## Source document
────────
Mount Yukness
2847m (9341ft.)

Located at the head of Cataract Brook immediately southeast of Lake O'Hara; between Opabin Valley and Lake Oesa. Yoho Park, Major headwater Columbia River.
Latitude 51; 20; 30 Longitude 116; 18; 30, Topo map 82N/08

Named in 1916. "Yukness" is the Stoney Indian word for "sharpened with a knife." The peak appears to be when viewed from Lake O'Hara. Official name.

Photo: Looking east to Mount Yukness (courtesy Kathy and Rob Taerum)
More photos

Other Information
Looking southeast across Lake O'Hara to Mount Yukness (courtesy Brenda Everitt)
────────
## Exercise details
According to the Mount Yukness entry, what does the Stoney word "Yukness" mean? The material that comes next has no connection to the Mount Yukness entry.

## Material
────────
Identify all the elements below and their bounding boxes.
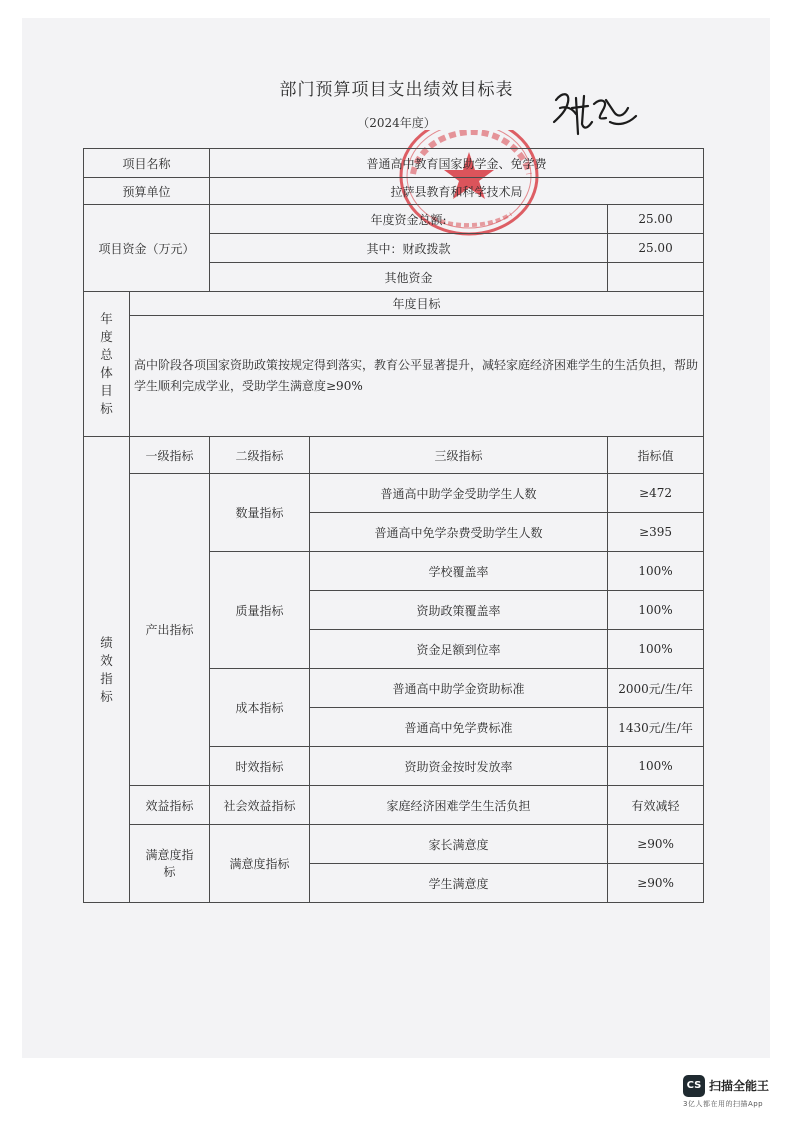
────────
## Worked solution
It means "sharpened with a knife."